■ STATED EXERCISE: Copy out each line exactly as it appears.

■ RECORDED DATA:

+--

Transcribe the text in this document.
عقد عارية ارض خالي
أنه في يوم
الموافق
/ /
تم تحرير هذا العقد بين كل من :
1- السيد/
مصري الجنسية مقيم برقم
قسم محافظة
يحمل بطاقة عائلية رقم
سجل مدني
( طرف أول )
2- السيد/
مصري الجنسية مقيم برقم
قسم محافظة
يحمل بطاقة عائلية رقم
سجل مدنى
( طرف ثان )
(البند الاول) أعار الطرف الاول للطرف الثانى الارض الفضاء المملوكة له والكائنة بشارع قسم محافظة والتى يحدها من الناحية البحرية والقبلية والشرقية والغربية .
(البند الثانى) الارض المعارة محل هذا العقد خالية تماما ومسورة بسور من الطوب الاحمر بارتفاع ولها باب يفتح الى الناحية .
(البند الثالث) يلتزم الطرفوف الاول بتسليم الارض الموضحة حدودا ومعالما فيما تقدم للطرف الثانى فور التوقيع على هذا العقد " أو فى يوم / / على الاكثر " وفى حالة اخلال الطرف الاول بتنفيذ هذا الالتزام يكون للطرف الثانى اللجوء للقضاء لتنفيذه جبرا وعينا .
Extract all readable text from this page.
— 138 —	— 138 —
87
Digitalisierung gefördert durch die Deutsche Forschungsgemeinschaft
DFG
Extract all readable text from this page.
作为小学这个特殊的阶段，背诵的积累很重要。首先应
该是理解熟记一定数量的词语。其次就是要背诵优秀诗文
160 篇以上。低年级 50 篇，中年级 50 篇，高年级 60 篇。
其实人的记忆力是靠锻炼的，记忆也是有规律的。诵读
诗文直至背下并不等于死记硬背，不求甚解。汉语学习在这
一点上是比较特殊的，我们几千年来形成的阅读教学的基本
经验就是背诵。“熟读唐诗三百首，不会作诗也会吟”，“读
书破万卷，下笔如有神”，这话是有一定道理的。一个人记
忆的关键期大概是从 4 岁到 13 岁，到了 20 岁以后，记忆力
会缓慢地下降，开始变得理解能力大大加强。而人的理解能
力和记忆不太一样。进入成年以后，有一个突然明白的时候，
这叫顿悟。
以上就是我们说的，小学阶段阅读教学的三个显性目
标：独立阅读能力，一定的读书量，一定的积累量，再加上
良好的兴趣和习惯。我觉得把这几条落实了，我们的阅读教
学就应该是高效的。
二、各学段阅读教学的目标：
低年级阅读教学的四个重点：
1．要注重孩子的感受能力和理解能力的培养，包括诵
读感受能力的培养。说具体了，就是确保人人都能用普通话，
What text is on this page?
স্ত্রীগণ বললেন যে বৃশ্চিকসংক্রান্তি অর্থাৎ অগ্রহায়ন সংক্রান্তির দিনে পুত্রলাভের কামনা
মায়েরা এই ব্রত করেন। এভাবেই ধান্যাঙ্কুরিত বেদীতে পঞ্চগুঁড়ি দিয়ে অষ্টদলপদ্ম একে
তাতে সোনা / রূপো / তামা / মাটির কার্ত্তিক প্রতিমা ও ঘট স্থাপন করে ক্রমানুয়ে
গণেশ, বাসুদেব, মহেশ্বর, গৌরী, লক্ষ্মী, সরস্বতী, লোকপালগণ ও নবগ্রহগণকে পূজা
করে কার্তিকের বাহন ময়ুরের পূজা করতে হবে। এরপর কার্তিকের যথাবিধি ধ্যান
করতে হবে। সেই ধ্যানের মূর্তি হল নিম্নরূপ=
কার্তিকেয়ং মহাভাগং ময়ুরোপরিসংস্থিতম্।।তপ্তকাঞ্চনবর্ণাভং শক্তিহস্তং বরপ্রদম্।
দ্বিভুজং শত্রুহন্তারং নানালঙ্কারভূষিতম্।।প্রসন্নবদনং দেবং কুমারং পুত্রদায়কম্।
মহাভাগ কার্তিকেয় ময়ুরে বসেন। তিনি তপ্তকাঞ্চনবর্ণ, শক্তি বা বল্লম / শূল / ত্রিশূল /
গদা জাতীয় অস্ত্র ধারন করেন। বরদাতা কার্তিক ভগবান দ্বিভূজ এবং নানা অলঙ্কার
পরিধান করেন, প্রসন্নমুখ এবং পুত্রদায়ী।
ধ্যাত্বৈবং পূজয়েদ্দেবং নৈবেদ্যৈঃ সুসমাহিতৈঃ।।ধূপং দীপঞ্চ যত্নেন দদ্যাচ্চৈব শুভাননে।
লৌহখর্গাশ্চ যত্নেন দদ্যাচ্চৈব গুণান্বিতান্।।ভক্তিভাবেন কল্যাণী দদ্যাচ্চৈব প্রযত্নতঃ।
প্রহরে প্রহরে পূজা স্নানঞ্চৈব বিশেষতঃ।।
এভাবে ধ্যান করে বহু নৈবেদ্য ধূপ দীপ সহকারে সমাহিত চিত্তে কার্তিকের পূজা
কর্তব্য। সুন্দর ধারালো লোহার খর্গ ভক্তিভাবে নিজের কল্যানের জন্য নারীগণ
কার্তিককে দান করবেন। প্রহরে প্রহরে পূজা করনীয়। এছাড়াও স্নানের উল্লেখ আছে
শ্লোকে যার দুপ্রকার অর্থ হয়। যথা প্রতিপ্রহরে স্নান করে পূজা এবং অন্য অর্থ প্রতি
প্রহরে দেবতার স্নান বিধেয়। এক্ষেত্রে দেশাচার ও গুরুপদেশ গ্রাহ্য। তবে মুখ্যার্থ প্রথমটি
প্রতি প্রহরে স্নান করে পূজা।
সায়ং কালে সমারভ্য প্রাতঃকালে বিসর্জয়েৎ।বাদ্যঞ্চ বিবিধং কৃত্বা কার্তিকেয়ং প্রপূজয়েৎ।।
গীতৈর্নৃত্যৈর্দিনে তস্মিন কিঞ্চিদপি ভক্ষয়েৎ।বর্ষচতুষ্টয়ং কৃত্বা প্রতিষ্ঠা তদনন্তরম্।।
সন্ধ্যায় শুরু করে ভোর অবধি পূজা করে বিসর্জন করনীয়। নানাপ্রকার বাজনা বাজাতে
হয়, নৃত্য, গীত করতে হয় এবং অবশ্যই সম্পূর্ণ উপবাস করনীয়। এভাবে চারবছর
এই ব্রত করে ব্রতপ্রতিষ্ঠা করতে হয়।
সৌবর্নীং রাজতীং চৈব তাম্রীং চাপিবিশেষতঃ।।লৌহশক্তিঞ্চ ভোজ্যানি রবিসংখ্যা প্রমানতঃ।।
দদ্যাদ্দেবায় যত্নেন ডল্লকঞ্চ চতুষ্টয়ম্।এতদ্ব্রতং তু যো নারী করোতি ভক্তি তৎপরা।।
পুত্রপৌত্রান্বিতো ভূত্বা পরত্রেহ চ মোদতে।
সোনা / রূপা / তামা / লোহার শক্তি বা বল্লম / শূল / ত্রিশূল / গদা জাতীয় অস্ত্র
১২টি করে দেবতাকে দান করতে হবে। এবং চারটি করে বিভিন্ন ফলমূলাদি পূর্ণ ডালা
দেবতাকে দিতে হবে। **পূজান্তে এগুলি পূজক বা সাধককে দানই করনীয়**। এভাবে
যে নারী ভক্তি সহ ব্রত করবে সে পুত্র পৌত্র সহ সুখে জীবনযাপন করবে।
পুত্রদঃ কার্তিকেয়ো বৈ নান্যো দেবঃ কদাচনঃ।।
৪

+--

■ WORKED ANSWER:
Transcribe the text in this document.
عقد عارية ارض خالي
أنه في يوم
الموافق
/ /
تم تحرير هذا العقد بين كل من :
1- السيد/
مصري الجنسية مقيم برقم
قسم محافظة
يحمل بطاقة عائلية رقم
سجل مدني
( طرف أول )
2- السيد/
مصري الجنسية مقيم برقم
قسم محافظة
يحمل بطاقة عائلية رقم
سجل مدنى
( طرف ثان )
(البند الاول) أعار الطرف الاول للطرف الثانى الارض الفضاء المملوكة له والكائنة بشارع قسم محافظة والتى يحدها من الناحية البحرية والقبلية والشرقية والغربية .
(البند الثانى) الارض المعارة محل هذا العقد خالية تماما ومسورة بسور من الطوب الاحمر بارتفاع ولها باب يفتح الى الناحية .
(البند الثالث) يلتزم الطرفوف الاول بتسليم الارض الموضحة حدودا ومعالما فيما تقدم للطرف الثانى فور التوقيع على هذا العقد " أو فى يوم / / على الاكثر " وفى حالة اخلال الطرف الاول بتنفيذ هذا الالتزام يكون للطرف الثانى اللجوء للقضاء لتنفيذه جبرا وعينا .
Extract all readable text from this page.
— 138 —	— 138 —
87
Digitalisierung gefördert durch die Deutsche Forschungsgemeinschaft
DFG
Extract all readable text from this page.
作为小学这个特殊的阶段，背诵的积累很重要。首先应
该是理解熟记一定数量的词语。其次就是要背诵优秀诗文
160 篇以上。低年级 50 篇，中年级 50 篇，高年级 60 篇。
其实人的记忆力是靠锻炼的，记忆也是有规律的。诵读
诗文直至背下并不等于死记硬背，不求甚解。汉语学习在这
一点上是比较特殊的，我们几千年来形成的阅读教学的基本
经验就是背诵。“熟读唐诗三百首，不会作诗也会吟”，“读
书破万卷，下笔如有神”，这话是有一定道理的。一个人记
忆的关键期大概是从 4 岁到 13 岁，到了 20 岁以后，记忆力
会缓慢地下降，开始变得理解能力大大加强。而人的理解能
力和记忆不太一样。进入成年以后，有一个突然明白的时候，
这叫顿悟。
以上就是我们说的，小学阶段阅读教学的三个显性目
标：独立阅读能力，一定的读书量，一定的积累量，再加上
良好的兴趣和习惯。我觉得把这几条落实了，我们的阅读教
学就应该是高效的。
二、各学段阅读教学的目标：
低年级阅读教学的四个重点：
1．要注重孩子的感受能力和理解能力的培养，包括诵
读感受能力的培养。说具体了，就是确保人人都能用普通话，
What text is on this page?
স্ত্রীগণ বললেন যে বৃশ্চিকসংক্রান্তি অর্থাৎ অগ্রহায়ন সংক্রান্তির দিনে পুত্রলাভের কামনা
মায়েরা এই ব্রত করেন। এভাবেই ধান্যাঙ্কুরিত বেদীতে পঞ্চগুঁড়ি দিয়ে অষ্টদলপদ্ম একে
তাতে সোনা / রূপো / তামা / মাটির কার্ত্তিক প্রতিমা ও ঘট স্থাপন করে ক্রমানুয়ে
গণেশ, বাসুদেব, মহেশ্বর, গৌরী, লক্ষ্মী, সরস্বতী, লোকপালগণ ও নবগ্রহগণকে পূজা
করে কার্তিকের বাহন ময়ুরের পূজা করতে হবে। এরপর কার্তিকের যথাবিধি ধ্যান
করতে হবে। সেই ধ্যানের মূর্তি হল নিম্নরূপ=
কার্তিকেয়ং মহাভাগং ময়ুরোপরিসংস্থিতম্।।তপ্তকাঞ্চনবর্ণাভং শক্তিহস্তং বরপ্রদম্।
দ্বিভুজং শত্রুহন্তারং নানালঙ্কারভূষিতম্।।প্রসন্নবদনং দেবং কুমারং পুত্রদায়কম্।
মহাভাগ কার্তিকেয় ময়ুরে বসেন। তিনি তপ্তকাঞ্চনবর্ণ, শক্তি বা বল্লম / শূল / ত্রিশূল /
গদা জাতীয় অস্ত্র ধারন করেন। বরদাতা কার্তিক ভগবান দ্বিভূজ এবং নানা অলঙ্কার
পরিধান করেন, প্রসন্নমুখ এবং পুত্রদায়ী।
ধ্যাত্বৈবং পূজয়েদ্দেবং নৈবেদ্যৈঃ সুসমাহিতৈঃ।।ধূপং দীপঞ্চ যত্নেন দদ্যাচ্চৈব শুভাননে।
লৌহখর্গাশ্চ যত্নেন দদ্যাচ্চৈব গুণান্বিতান্।।ভক্তিভাবেন কল্যাণী দদ্যাচ্চৈব প্রযত্নতঃ।
প্রহরে প্রহরে পূজা স্নানঞ্চৈব বিশেষতঃ।।
এভাবে ধ্যান করে বহু নৈবেদ্য ধূপ দীপ সহকারে সমাহিত চিত্তে কার্তিকের পূজা
কর্তব্য। সুন্দর ধারালো লোহার খর্গ ভক্তিভাবে নিজের কল্যানের জন্য নারীগণ
কার্তিককে দান করবেন। প্রহরে প্রহরে পূজা করনীয়। এছাড়াও স্নানের উল্লেখ আছে
শ্লোকে যার দুপ্রকার অর্থ হয়। যথা প্রতিপ্রহরে স্নান করে পূজা এবং অন্য অর্থ প্রতি
প্রহরে দেবতার স্নান বিধেয়। এক্ষেত্রে দেশাচার ও গুরুপদেশ গ্রাহ্য। তবে মুখ্যার্থ প্রথমটি
প্রতি প্রহরে স্নান করে পূজা।
সায়ং কালে সমারভ্য প্রাতঃকালে বিসর্জয়েৎ।বাদ্যঞ্চ বিবিধং কৃত্বা কার্তিকেয়ং প্রপূজয়েৎ।।
গীতৈর্নৃত্যৈর্দিনে তস্মিন কিঞ্চিদপি ভক্ষয়েৎ।বর্ষচতুষ্টয়ং কৃত্বা প্রতিষ্ঠা তদনন্তরম্।।
সন্ধ্যায় শুরু করে ভোর অবধি পূজা করে বিসর্জন করনীয়। নানাপ্রকার বাজনা বাজাতে
হয়, নৃত্য, গীত করতে হয় এবং অবশ্যই সম্পূর্ণ উপবাস করনীয়। এভাবে চারবছর
এই ব্রত করে ব্রতপ্রতিষ্ঠা করতে হয়।
সৌবর্নীং রাজতীং চৈব তাম্রীং চাপিবিশেষতঃ।।লৌহশক্তিঞ্চ ভোজ্যানি রবিসংখ্যা প্রমানতঃ।।
দদ্যাদ্দেবায় যত্নেন ডল্লকঞ্চ চতুষ্টয়ম্।এতদ্ব্রতং তু যো নারী করোতি ভক্তি তৎপরা।।
পুত্রপৌত্রান্বিতো ভূত্বা পরত্রেহ চ মোদতে।
সোনা / রূপা / তামা / লোহার শক্তি বা বল্লম / শূল / ত্রিশূল / গদা জাতীয় অস্ত্র
১২টি করে দেবতাকে দান করতে হবে। এবং চারটি করে বিভিন্ন ফলমূলাদি পূর্ণ ডালা
দেবতাকে দিতে হবে। **পূজান্তে এগুলি পূজক বা সাধককে দানই করনীয়**। এভাবে
যে নারী ভক্তি সহ ব্রত করবে সে পুত্র পৌত্র সহ সুখে জীবনযাপন করবে।
পুত্রদঃ কার্তিকেয়ো বৈ নান্যো দেবঃ কদাচনঃ।।
৪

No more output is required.